What you should do: Write each record again exactly as it stands.

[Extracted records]
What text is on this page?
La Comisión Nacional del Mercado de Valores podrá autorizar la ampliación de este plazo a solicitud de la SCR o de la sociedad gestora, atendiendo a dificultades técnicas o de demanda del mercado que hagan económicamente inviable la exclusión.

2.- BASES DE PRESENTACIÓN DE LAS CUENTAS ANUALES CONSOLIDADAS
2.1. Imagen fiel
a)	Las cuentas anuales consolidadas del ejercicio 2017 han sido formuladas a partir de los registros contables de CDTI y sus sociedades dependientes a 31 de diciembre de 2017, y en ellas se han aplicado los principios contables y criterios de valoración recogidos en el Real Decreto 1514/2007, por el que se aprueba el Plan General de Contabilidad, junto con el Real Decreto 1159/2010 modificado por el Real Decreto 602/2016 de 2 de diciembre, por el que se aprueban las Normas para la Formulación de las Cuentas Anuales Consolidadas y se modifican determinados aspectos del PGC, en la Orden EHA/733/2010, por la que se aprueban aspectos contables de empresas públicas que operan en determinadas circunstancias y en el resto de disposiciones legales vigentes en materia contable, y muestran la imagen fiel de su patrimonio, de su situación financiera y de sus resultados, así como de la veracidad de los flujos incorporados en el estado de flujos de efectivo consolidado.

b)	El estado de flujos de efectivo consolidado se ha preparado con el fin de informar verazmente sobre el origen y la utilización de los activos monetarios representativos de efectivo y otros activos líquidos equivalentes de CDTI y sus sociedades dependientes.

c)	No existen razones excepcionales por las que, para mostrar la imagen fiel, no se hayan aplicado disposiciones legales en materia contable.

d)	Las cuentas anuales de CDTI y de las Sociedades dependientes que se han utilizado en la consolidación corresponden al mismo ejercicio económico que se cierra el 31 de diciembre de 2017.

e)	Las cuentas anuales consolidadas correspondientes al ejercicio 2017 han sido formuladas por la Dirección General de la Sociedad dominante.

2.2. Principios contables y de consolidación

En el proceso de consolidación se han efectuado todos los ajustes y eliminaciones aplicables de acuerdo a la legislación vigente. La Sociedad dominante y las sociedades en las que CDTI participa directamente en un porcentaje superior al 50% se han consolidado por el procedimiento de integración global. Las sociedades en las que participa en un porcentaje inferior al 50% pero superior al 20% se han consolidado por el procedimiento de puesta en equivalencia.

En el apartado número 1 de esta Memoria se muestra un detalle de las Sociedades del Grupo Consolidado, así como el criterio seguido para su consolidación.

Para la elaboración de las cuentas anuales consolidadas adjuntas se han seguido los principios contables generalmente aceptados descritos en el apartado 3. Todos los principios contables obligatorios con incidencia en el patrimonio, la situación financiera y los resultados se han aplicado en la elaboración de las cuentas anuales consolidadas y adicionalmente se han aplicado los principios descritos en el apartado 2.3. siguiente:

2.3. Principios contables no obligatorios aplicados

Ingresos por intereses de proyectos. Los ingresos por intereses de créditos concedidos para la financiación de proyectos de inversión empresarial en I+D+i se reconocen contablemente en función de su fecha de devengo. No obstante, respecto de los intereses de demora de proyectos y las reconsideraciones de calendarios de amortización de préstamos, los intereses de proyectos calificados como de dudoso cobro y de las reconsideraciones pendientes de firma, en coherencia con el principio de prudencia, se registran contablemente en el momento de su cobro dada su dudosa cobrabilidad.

Correct output:
What text is on this page?
La Comisión Nacional del Mercado de Valores podrá autorizar la ampliación de este plazo a solicitud de la SCR o de la sociedad gestora, atendiendo a dificultades técnicas o de demanda del mercado que hagan económicamente inviable la exclusión.

2.- BASES DE PRESENTACIÓN DE LAS CUENTAS ANUALES CONSOLIDADAS
2.1. Imagen fiel
a)	Las cuentas anuales consolidadas del ejercicio 2017 han sido formuladas a partir de los registros contables de CDTI y sus sociedades dependientes a 31 de diciembre de 2017, y en ellas se han aplicado los principios contables y criterios de valoración recogidos en el Real Decreto 1514/2007, por el que se aprueba el Plan General de Contabilidad, junto con el Real Decreto 1159/2010 modificado por el Real Decreto 602/2016 de 2 de diciembre, por el que se aprueban las Normas para la Formulación de las Cuentas Anuales Consolidadas y se modifican determinados aspectos del PGC, en la Orden EHA/733/2010, por la que se aprueban aspectos contables de empresas públicas que operan en determinadas circunstancias y en el resto de disposiciones legales vigentes en materia contable, y muestran la imagen fiel de su patrimonio, de su situación financiera y de sus resultados, así como de la veracidad de los flujos incorporados en el estado de flujos de efectivo consolidado.

b)	El estado de flujos de efectivo consolidado se ha preparado con el fin de informar verazmente sobre el origen y la utilización de los activos monetarios representativos de efectivo y otros activos líquidos equivalentes de CDTI y sus sociedades dependientes.

c)	No existen razones excepcionales por las que, para mostrar la imagen fiel, no se hayan aplicado disposiciones legales en materia contable.

d)	Las cuentas anuales de CDTI y de las Sociedades dependientes que se han utilizado en la consolidación corresponden al mismo ejercicio económico que se cierra el 31 de diciembre de 2017.

e)	Las cuentas anuales consolidadas correspondientes al ejercicio 2017 han sido formuladas por la Dirección General de la Sociedad dominante.

2.2. Principios contables y de consolidación

En el proceso de consolidación se han efectuado todos los ajustes y eliminaciones aplicables de acuerdo a la legislación vigente. La Sociedad dominante y las sociedades en las que CDTI participa directamente en un porcentaje superior al 50% se han consolidado por el procedimiento de integración global. Las sociedades en las que participa en un porcentaje inferior al 50% pero superior al 20% se han consolidado por el procedimiento de puesta en equivalencia.

En el apartado número 1 de esta Memoria se muestra un detalle de las Sociedades del Grupo Consolidado, así como el criterio seguido para su consolidación.

Para la elaboración de las cuentas anuales consolidadas adjuntas se han seguido los principios contables generalmente aceptados descritos en el apartado 3. Todos los principios contables obligatorios con incidencia en el patrimonio, la situación financiera y los resultados se han aplicado en la elaboración de las cuentas anuales consolidadas y adicionalmente se han aplicado los principios descritos en el apartado 2.3. siguiente:

2.3. Principios contables no obligatorios aplicados

Ingresos por intereses de proyectos. Los ingresos por intereses de créditos concedidos para la financiación de proyectos de inversión empresarial en I+D+i se reconocen contablemente en función de su fecha de devengo. No obstante, respecto de los intereses de demora de proyectos y las reconsideraciones de calendarios de amortización de préstamos, los intereses de proyectos calificados como de dudoso cobro y de las reconsideraciones pendientes de firma, en coherencia con el principio de prudencia, se registran contablemente en el momento de su cobro dada su dudosa cobrabilidad.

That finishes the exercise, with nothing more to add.